### Short task:
Your task is to repeat the lines below exactly, excluding any pictures they contain.

### Records for this exercise:
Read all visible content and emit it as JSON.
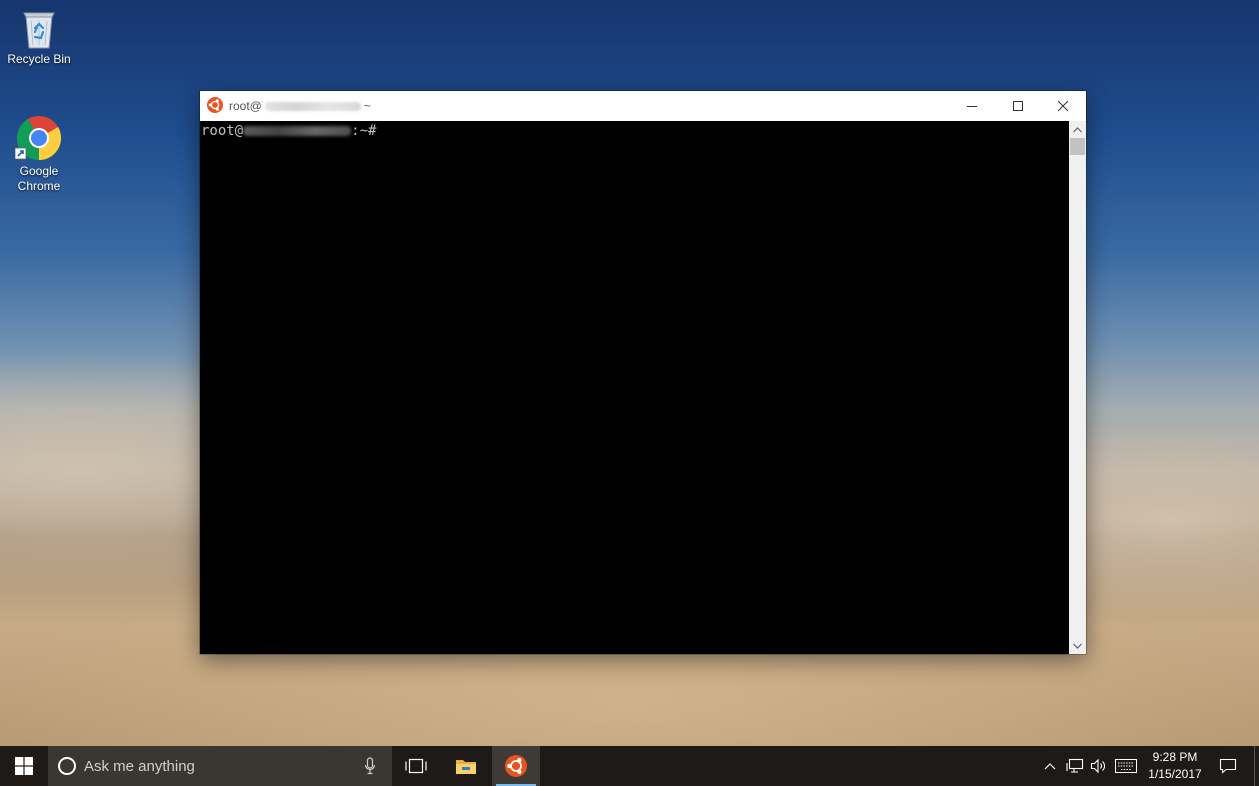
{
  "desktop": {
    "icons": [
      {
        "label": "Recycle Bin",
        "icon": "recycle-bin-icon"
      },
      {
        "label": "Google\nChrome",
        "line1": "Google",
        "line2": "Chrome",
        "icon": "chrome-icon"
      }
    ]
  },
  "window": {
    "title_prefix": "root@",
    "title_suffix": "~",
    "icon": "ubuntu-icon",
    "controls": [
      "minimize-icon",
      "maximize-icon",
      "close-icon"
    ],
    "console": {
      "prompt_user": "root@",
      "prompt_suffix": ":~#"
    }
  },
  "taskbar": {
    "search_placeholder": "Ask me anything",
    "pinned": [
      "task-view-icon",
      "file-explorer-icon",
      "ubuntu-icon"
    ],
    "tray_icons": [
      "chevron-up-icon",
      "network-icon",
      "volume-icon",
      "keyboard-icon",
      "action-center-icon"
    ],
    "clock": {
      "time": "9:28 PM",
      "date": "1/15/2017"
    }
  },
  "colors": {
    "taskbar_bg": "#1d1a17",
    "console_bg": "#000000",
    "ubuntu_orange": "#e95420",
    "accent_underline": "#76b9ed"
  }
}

### Reply:
Read all visible content and emit it as JSON.
{
  "desktop": {
    "icons": [
      {
        "label": "Recycle Bin",
        "icon": "recycle-bin-icon"
      },
      {
        "label": "Google\nChrome",
        "line1": "Google",
        "line2": "Chrome",
        "icon": "chrome-icon"
      }
    ]
  },
  "window": {
    "title_prefix": "root@",
    "title_suffix": "~",
    "icon": "ubuntu-icon",
    "controls": [
      "minimize-icon",
      "maximize-icon",
      "close-icon"
    ],
    "console": {
      "prompt_user": "root@",
      "prompt_suffix": ":~#"
    }
  },
  "taskbar": {
    "search_placeholder": "Ask me anything",
    "pinned": [
      "task-view-icon",
      "file-explorer-icon",
      "ubuntu-icon"
    ],
    "tray_icons": [
      "chevron-up-icon",
      "network-icon",
      "volume-icon",
      "keyboard-icon",
      "action-center-icon"
    ],
    "clock": {
      "time": "9:28 PM",
      "date": "1/15/2017"
    }
  },
  "colors": {
    "taskbar_bg": "#1d1a17",
    "console_bg": "#000000",
    "ubuntu_orange": "#e95420",
    "accent_underline": "#76b9ed"
  }
}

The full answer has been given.